## INSTRUCTIONS TO FOLLOW:
Copy each line of the records below that has "жұқтыру" in it.
##### RECORDED DATA #####
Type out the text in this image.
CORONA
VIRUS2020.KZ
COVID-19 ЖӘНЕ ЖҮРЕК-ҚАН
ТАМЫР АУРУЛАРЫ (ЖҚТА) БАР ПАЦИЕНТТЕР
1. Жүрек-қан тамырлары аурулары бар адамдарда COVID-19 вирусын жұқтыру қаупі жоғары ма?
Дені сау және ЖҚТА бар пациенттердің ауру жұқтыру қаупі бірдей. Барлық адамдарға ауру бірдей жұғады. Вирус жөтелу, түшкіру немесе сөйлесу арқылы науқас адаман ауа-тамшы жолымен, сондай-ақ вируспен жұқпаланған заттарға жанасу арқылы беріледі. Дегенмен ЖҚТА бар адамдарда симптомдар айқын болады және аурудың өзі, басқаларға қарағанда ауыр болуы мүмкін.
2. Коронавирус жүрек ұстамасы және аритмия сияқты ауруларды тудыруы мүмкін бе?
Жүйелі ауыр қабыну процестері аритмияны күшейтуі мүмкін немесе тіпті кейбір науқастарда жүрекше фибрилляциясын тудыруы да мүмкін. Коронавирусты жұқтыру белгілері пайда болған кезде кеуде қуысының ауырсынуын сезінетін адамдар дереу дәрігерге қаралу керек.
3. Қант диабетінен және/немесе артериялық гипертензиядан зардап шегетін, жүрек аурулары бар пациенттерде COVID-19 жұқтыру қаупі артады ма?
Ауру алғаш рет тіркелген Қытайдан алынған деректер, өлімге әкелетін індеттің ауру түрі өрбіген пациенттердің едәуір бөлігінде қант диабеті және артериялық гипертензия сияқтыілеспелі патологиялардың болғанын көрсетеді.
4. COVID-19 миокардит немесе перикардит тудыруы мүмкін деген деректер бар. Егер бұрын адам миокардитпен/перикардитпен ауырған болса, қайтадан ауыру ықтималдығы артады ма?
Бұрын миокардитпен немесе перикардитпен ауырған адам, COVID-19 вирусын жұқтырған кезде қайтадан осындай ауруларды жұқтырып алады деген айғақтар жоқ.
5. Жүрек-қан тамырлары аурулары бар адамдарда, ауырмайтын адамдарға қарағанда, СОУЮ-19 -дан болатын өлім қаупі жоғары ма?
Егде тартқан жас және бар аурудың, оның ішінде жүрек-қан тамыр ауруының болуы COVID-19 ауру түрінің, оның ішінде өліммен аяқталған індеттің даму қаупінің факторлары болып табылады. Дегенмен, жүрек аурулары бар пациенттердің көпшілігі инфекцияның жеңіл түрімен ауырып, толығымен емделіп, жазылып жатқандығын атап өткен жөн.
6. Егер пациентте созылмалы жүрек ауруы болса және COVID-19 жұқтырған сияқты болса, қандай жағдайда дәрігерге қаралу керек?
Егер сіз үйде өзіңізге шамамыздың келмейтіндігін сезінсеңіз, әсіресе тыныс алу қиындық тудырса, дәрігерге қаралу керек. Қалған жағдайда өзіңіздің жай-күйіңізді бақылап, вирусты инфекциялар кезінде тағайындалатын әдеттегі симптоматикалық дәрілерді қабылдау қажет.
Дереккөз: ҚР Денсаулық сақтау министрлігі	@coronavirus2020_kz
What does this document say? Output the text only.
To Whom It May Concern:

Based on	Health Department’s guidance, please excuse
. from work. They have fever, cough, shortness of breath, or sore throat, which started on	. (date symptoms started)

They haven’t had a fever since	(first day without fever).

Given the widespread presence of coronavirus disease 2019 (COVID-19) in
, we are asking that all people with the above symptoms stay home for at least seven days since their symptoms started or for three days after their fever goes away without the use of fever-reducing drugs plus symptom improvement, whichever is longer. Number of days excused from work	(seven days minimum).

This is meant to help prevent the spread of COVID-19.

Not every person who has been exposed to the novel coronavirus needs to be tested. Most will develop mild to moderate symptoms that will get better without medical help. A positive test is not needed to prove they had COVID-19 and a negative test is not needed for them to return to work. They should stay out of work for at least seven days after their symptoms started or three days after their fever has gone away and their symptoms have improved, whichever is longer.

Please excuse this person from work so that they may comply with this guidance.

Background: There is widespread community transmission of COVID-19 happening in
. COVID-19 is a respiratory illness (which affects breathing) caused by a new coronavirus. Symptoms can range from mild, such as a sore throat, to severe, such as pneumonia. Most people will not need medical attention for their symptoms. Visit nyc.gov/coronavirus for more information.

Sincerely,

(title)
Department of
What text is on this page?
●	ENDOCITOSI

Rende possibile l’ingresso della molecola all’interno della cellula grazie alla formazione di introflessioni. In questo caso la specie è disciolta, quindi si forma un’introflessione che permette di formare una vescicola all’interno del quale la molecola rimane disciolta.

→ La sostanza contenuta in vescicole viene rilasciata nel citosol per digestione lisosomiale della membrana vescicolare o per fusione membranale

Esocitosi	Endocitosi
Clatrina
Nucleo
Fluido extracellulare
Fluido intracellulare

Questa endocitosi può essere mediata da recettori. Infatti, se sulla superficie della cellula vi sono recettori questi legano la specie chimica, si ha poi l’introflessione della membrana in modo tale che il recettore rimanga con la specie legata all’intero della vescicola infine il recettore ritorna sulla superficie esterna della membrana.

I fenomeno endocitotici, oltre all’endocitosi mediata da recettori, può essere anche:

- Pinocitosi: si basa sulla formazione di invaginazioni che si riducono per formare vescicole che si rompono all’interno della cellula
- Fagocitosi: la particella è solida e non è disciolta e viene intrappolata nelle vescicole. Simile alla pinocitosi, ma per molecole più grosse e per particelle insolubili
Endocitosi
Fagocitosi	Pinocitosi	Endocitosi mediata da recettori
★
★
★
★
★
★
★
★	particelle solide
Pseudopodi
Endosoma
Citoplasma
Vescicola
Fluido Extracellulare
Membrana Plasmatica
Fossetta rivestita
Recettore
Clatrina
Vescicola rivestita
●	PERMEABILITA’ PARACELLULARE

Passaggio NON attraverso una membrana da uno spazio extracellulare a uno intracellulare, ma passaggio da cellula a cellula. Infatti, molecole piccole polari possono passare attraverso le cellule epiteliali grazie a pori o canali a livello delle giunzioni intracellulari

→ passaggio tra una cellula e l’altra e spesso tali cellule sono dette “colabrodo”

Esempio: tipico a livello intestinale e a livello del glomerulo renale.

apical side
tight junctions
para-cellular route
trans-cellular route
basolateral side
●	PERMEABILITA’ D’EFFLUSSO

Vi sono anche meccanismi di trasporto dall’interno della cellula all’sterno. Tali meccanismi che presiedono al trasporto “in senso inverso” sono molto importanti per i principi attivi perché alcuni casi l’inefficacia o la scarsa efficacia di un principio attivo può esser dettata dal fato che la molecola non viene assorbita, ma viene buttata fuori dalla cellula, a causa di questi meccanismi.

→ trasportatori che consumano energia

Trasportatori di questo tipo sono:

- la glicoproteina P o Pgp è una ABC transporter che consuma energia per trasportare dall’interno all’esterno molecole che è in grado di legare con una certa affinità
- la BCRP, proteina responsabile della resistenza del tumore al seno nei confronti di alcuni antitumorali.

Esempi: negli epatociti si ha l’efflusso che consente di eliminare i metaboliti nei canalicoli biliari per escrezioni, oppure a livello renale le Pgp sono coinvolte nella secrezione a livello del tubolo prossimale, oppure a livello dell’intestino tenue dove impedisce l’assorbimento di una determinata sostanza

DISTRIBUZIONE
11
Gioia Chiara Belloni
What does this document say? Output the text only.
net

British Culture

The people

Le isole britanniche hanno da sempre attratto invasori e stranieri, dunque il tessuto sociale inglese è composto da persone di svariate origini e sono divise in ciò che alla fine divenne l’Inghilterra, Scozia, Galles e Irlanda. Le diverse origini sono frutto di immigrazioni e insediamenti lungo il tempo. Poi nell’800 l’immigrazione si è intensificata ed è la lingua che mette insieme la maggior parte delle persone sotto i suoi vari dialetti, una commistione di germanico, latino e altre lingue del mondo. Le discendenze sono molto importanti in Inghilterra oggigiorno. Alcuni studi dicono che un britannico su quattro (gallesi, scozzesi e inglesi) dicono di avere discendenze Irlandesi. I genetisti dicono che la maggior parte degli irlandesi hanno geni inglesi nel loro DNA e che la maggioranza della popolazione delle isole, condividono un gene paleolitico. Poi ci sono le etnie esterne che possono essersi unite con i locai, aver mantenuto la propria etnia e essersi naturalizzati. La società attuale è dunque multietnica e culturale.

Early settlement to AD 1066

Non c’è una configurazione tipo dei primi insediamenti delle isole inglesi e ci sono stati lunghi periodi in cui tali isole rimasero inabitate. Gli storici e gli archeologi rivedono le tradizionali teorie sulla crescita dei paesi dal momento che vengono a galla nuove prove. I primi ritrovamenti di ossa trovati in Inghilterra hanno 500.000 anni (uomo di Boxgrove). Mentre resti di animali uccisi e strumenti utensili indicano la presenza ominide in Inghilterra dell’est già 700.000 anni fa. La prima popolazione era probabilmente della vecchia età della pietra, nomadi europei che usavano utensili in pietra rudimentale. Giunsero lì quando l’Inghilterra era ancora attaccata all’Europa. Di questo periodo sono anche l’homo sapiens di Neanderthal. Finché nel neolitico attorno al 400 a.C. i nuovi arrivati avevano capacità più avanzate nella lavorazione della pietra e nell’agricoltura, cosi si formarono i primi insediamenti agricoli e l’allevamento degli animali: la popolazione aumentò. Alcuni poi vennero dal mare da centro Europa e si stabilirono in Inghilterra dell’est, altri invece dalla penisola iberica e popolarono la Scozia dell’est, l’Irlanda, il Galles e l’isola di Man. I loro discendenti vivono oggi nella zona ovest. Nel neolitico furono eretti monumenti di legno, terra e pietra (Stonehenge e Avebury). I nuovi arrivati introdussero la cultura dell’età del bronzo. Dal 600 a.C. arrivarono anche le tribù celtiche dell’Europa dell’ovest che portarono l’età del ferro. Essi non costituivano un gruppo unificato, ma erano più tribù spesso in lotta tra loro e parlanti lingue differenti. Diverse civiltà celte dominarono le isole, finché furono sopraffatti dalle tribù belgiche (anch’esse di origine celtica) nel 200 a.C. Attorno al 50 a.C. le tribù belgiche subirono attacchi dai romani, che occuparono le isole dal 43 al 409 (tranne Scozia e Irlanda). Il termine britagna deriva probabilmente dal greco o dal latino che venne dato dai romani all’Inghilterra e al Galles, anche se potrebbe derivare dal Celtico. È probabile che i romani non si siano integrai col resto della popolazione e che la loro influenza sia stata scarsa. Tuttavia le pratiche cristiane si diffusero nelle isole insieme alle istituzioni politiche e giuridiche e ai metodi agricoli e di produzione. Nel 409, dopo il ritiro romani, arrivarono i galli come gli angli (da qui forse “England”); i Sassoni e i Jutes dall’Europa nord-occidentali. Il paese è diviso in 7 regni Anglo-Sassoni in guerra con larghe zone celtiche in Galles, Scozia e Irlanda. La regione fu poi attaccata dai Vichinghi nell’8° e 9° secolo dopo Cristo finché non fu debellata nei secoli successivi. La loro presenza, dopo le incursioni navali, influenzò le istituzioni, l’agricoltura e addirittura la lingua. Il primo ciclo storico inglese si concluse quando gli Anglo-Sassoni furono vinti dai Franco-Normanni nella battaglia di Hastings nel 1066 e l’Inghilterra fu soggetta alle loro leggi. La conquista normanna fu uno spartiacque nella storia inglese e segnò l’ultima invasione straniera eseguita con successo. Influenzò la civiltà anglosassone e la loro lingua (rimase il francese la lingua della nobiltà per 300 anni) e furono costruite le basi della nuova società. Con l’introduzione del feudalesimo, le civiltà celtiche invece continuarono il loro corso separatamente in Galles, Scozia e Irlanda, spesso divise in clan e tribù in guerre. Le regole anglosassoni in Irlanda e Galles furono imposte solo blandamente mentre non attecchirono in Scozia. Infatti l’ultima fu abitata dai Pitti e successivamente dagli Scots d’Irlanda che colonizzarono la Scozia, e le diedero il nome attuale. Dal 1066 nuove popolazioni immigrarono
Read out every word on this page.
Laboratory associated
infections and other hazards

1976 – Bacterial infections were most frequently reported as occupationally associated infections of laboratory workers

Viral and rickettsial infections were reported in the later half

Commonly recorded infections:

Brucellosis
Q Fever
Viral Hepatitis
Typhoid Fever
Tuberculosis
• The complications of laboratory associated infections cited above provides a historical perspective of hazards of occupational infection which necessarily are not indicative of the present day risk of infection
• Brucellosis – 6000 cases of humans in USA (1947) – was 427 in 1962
#####
## COMPLETED EXERCISE:
1. Жүрек-қан тамырлары аурулары бар адамдарда COVID-19 вирусын жұқтыру қаупі жоғары ма?
Дені сау және ЖҚТА бар пациенттердің ауру жұқтыру қаупі бірдей. Барлық адамдарға ауру бірдей жұғады. Вирус жөтелу, түшкіру немесе сөйлесу арқылы науқас адаман ауа-тамшы жолымен, сондай-ақ вируспен жұқпаланған заттарға жанасу арқылы беріледі. Дегенмен ЖҚТА бар адамдарда симптомдар айқын болады және аурудың өзі, басқаларға қарағанда ауыр болуы мүмкін.
Жүйелі ауыр қабыну процестері аритмияны күшейтуі мүмкін немесе тіпті кейбір науқастарда жүрекше фибрилляциясын тудыруы да мүмкін. Коронавирусты жұқтыру белгілері пайда болған кезде кеуде қуысының ауырсынуын сезінетін адамдар дереу дәрігерге қаралу керек.
3. Қант диабетінен және/немесе артериялық гипертензиядан зардап шегетін, жүрек аурулары бар пациенттерде COVID-19 жұқтыру қаупі артады ма?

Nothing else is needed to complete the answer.